# GOAL OF THE EXERCISE
Pull each line containing "酒店及健康主题公园" out of the data and copy it.

* * *

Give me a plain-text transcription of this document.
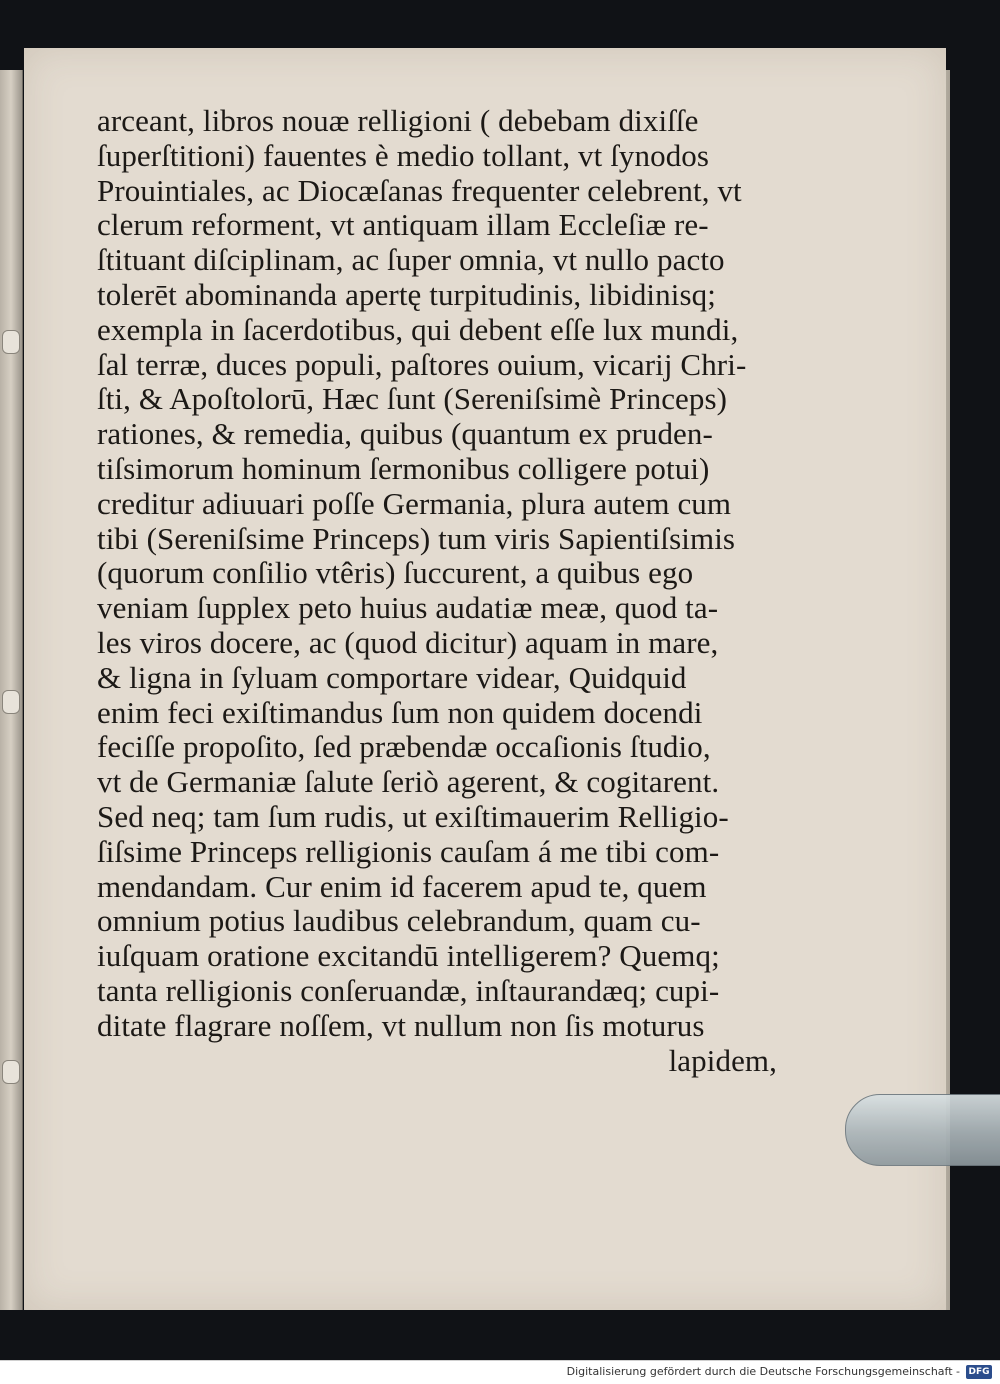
arceant, libros nouæ relligioni ( debebam dixiſſe
ſuperſtitioni) fauentes è medio tollant, vt ſynodos
Prouintiales, ac Diocæſanas frequenter celebrent, vt
clerum reforment, vt antiquam illam Eccleſiæ re-
ſtituant diſciplinam, ac ſuper omnia, vt nullo pacto
tolerēt abominanda apertę turpitudinis, libidinisq;
exempla in ſacerdotibus, qui debent eſſe lux mundi,
ſal terræ, duces populi, paſtores ouium, vicarij Chri-
ſti, & Apoſtolorū, Hæc ſunt (Sereniſsimè Princeps)
rationes, & remedia, quibus (quantum ex pruden-
tiſsimorum hominum ſermonibus colligere potui)
creditur adiuuari poſſe Germania, plura autem cum
tibi (Sereniſsime Princeps) tum viris Sapientiſsimis
(quorum conſilio vtêris) ſuccurent, a quibus ego
veniam ſupplex peto huius audatiæ meæ, quod ta-
les viros docere, ac (quod dicitur) aquam in mare,
& ligna in ſyluam comportare videar, Quidquid
enim feci exiſtimandus ſum non quidem docendi
feciſſe propoſito, ſed præbendæ occaſionis ſtudio,
vt de Germaniæ ſalute ſeriò agerent, & cogitarent.
Sed neq; tam ſum rudis, ut exiſtimauerim Relligio-
ſiſsime Princeps relligionis cauſam á me tibi com-
mendandam. Cur enim id facerem apud te, quem
omnium potius laudibus celebrandum, quam cu-
iuſquam oratione excitandū intelligerem? Quemq;
tanta relligionis conſeruandæ, inſtaurandæq; cupi-
ditate flagrare noſſem, vt nullum non ſis moturus
lapidem,
Digitalisierung gefördert durch die Deutsche Forschungsgemeinschaft - DFG
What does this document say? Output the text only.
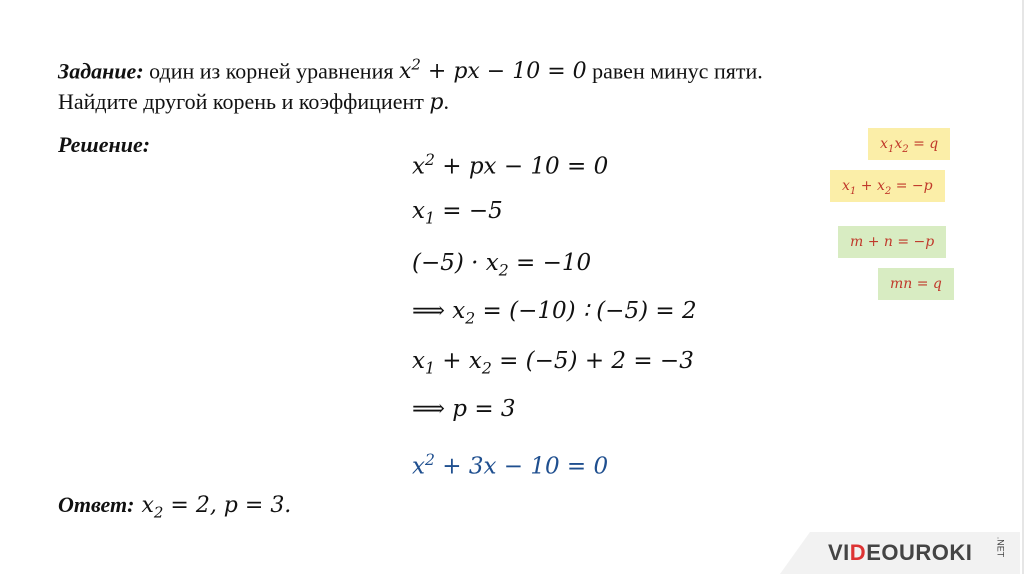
Задание: один из корней уравнения $x^2$ + px − 10 = 0 равен минус пяти.
Найдите другой корень и коэффициент p.
Решение:
$x^2$ + px − 10 = 0
$x_1 = -5$
$(-5) \cdot x_2 = -10$
⟹ $x_2 = (-10)$ ∶ (−5) = 2
$x_1 + x_2 = (-5) + 2 = -3$
⟹ p = 3
$x^2 + 3x - 10 = 0$
$x_1x_2 = q$
$x_1 + x_2 = -p$
m + n = −p
mn = q
Ответ: $x_2 = 2$, p = 3.
VIDEOUROKI	.NET
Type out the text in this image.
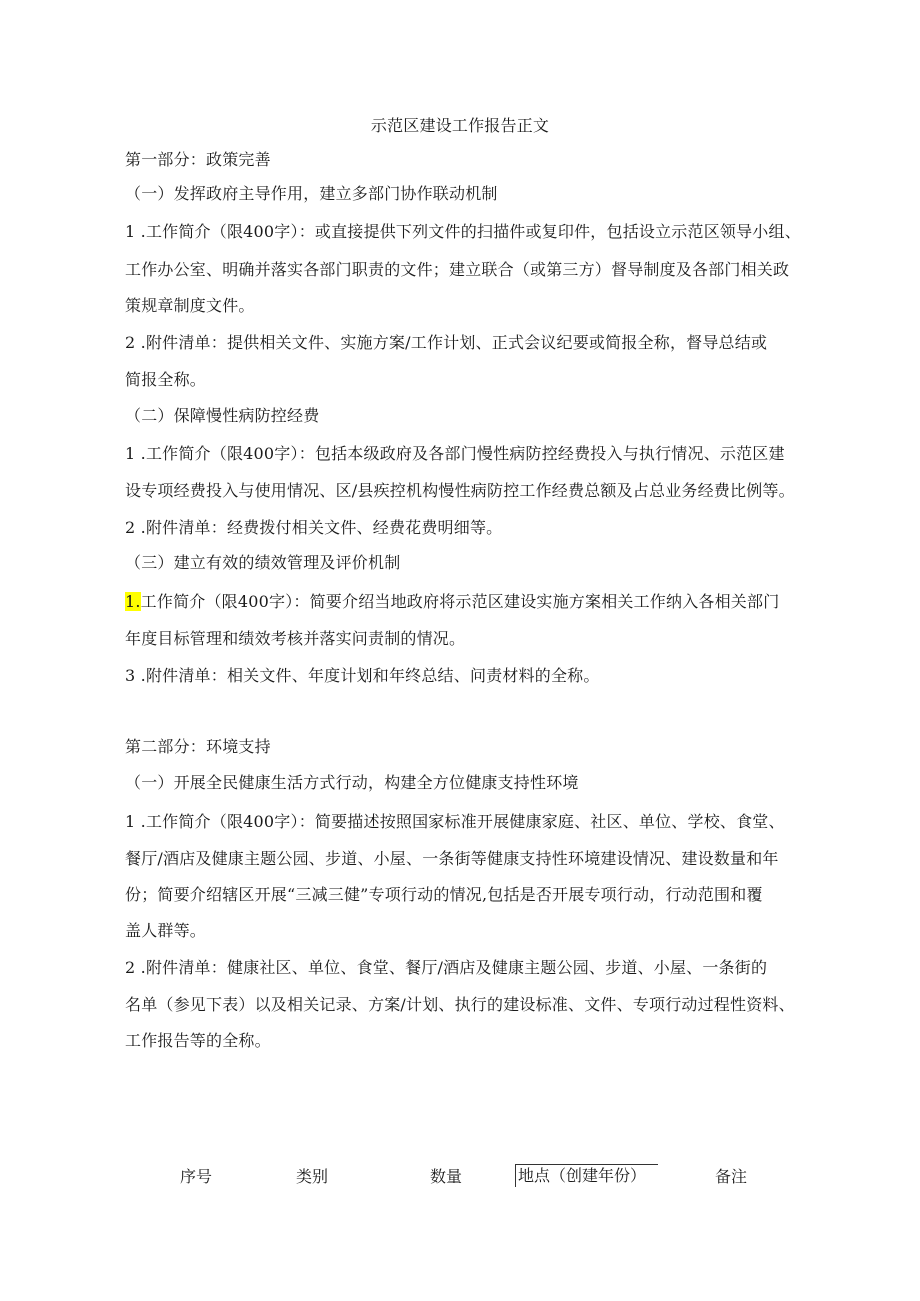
示范区建设工作报告正文
第一部分：政策完善
（一）发挥政府主导作用，建立多部门协作联动机制
1 .工作简介（限400字）：或直接提供下列文件的扫描件或复印件，包括设立示范区领导小组、
工作办公室、明确并落实各部门职责的文件；建立联合（或第三方）督导制度及各部门相关政
策规章制度文件。
2 .附件清单：提供相关文件、实施方案/工作计划、正式会议纪要或简报全称，督导总结或
简报全称。
（二）保障慢性病防控经费
1 .工作简介（限400字）：包括本级政府及各部门慢性病防控经费投入与执行情况、示范区建
设专项经费投入与使用情况、区/县疾控机构慢性病防控工作经费总额及占总业务经费比例等。
2 .附件清单：经费拨付相关文件、经费花费明细等。
（三）建立有效的绩效管理及评价机制
1.工作简介（限400字）：简要介绍当地政府将示范区建设实施方案相关工作纳入各相关部门
年度目标管理和绩效考核并落实问责制的情况。
3 .附件清单：相关文件、年度计划和年终总结、问责材料的全称。
第二部分：环境支持
（一）开展全民健康生活方式行动，构建全方位健康支持性环境
1 .工作简介（限400字）：简要描述按照国家标准开展健康家庭、社区、单位、学校、食堂、
餐厅/酒店及健康主题公园、步道、小屋、一条街等健康支持性环境建设情况、建设数量和年
份；简要介绍辖区开展“三减三健”专项行动的情况,包括是否开展专项行动，行动范围和覆
盖人群等。
2 .附件清单：健康社区、单位、食堂、餐厅/酒店及健康主题公园、步道、小屋、一条街的
名单（参见下表）以及相关记录、方案/计划、执行的建设标准、文件、专项行动过程性资料、
工作报告等的全称。
序号	类别	数量	地点（创建年份）	备注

* * *

# SOLUTION BELOW
餐厅/酒店及健康主题公园、步道、小屋、一条街等健康支持性环境建设情况、建设数量和年
2 .附件清单：健康社区、单位、食堂、餐厅/酒店及健康主题公园、步道、小屋、一条街的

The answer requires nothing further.